→ GIVEN INSTRUCTION: Would you quote the material below in full and unchanged?

·····

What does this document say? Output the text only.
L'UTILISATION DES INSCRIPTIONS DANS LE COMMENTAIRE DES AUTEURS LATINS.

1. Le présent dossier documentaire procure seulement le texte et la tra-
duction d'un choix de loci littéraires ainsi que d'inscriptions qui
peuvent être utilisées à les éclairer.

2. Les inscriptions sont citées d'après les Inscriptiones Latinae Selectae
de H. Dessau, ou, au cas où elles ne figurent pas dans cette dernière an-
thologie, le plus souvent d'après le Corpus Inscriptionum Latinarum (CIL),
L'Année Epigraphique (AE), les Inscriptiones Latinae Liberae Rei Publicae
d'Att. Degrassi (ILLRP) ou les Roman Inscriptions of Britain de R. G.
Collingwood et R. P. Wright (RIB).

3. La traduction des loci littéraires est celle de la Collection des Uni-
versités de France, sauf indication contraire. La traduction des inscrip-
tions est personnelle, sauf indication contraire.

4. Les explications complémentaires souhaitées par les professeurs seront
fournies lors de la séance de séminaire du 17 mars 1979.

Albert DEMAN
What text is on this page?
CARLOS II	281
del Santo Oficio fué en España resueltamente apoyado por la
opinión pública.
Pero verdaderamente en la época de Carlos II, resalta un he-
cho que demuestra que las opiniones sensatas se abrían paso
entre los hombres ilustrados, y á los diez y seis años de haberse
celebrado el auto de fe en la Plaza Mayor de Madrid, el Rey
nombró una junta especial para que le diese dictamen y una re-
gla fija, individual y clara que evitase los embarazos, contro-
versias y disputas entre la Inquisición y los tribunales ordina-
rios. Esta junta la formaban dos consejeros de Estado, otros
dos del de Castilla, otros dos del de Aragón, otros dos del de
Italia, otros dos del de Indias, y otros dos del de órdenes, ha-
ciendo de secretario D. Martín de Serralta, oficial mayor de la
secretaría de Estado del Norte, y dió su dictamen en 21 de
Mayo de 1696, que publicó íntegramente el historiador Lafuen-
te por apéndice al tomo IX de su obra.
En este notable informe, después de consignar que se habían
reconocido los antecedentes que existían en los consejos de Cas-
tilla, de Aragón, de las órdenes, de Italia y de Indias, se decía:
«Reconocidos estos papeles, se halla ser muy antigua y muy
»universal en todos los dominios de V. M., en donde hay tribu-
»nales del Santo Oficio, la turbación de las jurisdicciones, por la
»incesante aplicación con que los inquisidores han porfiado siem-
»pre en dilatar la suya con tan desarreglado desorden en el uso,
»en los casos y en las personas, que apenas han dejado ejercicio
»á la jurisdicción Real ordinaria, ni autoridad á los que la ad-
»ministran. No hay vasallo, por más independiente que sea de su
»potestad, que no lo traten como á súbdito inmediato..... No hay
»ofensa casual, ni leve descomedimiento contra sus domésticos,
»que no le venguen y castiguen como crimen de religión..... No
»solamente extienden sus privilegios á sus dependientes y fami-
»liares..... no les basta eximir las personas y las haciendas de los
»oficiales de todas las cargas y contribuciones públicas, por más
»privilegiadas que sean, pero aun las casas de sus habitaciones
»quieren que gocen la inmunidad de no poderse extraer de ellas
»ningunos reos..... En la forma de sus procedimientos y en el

·····

→ EXERCISE SOLUTION:
What does this document say? Output the text only.
L'UTILISATION DES INSCRIPTIONS DANS LE COMMENTAIRE DES AUTEURS LATINS.

1. Le présent dossier documentaire procure seulement le texte et la tra-
duction d'un choix de loci littéraires ainsi que d'inscriptions qui
peuvent être utilisées à les éclairer.

2. Les inscriptions sont citées d'après les Inscriptiones Latinae Selectae
de H. Dessau, ou, au cas où elles ne figurent pas dans cette dernière an-
thologie, le plus souvent d'après le Corpus Inscriptionum Latinarum (CIL),
L'Année Epigraphique (AE), les Inscriptiones Latinae Liberae Rei Publicae
d'Att. Degrassi (ILLRP) ou les Roman Inscriptions of Britain de R. G.
Collingwood et R. P. Wright (RIB).

3. La traduction des loci littéraires est celle de la Collection des Uni-
versités de France, sauf indication contraire. La traduction des inscrip-
tions est personnelle, sauf indication contraire.

4. Les explications complémentaires souhaitées par les professeurs seront
fournies lors de la séance de séminaire du 17 mars 1979.

Albert DEMAN
What text is on this page?
CARLOS II	281
del Santo Oficio fué en España resueltamente apoyado por la
opinión pública.
Pero verdaderamente en la época de Carlos II, resalta un he-
cho que demuestra que las opiniones sensatas se abrían paso
entre los hombres ilustrados, y á los diez y seis años de haberse
celebrado el auto de fe en la Plaza Mayor de Madrid, el Rey
nombró una junta especial para que le diese dictamen y una re-
gla fija, individual y clara que evitase los embarazos, contro-
versias y disputas entre la Inquisición y los tribunales ordina-
rios. Esta junta la formaban dos consejeros de Estado, otros
dos del de Castilla, otros dos del de Aragón, otros dos del de
Italia, otros dos del de Indias, y otros dos del de órdenes, ha-
ciendo de secretario D. Martín de Serralta, oficial mayor de la
secretaría de Estado del Norte, y dió su dictamen en 21 de
Mayo de 1696, que publicó íntegramente el historiador Lafuen-
te por apéndice al tomo IX de su obra.
En este notable informe, después de consignar que se habían
reconocido los antecedentes que existían en los consejos de Cas-
tilla, de Aragón, de las órdenes, de Italia y de Indias, se decía:
«Reconocidos estos papeles, se halla ser muy antigua y muy
»universal en todos los dominios de V. M., en donde hay tribu-
»nales del Santo Oficio, la turbación de las jurisdicciones, por la
»incesante aplicación con que los inquisidores han porfiado siem-
»pre en dilatar la suya con tan desarreglado desorden en el uso,
»en los casos y en las personas, que apenas han dejado ejercicio
»á la jurisdicción Real ordinaria, ni autoridad á los que la ad-
»ministran. No hay vasallo, por más independiente que sea de su
»potestad, que no lo traten como á súbdito inmediato..... No hay
»ofensa casual, ni leve descomedimiento contra sus domésticos,
»que no le venguen y castiguen como crimen de religión..... No
»solamente extienden sus privilegios á sus dependientes y fami-
»liares..... no les basta eximir las personas y las haciendas de los
»oficiales de todas las cargas y contribuciones públicas, por más
»privilegiadas que sean, pero aun las casas de sus habitaciones
»quieren que gocen la inmunidad de no poderse extraer de ellas
»ningunos reos..... En la forma de sus procedimientos y en el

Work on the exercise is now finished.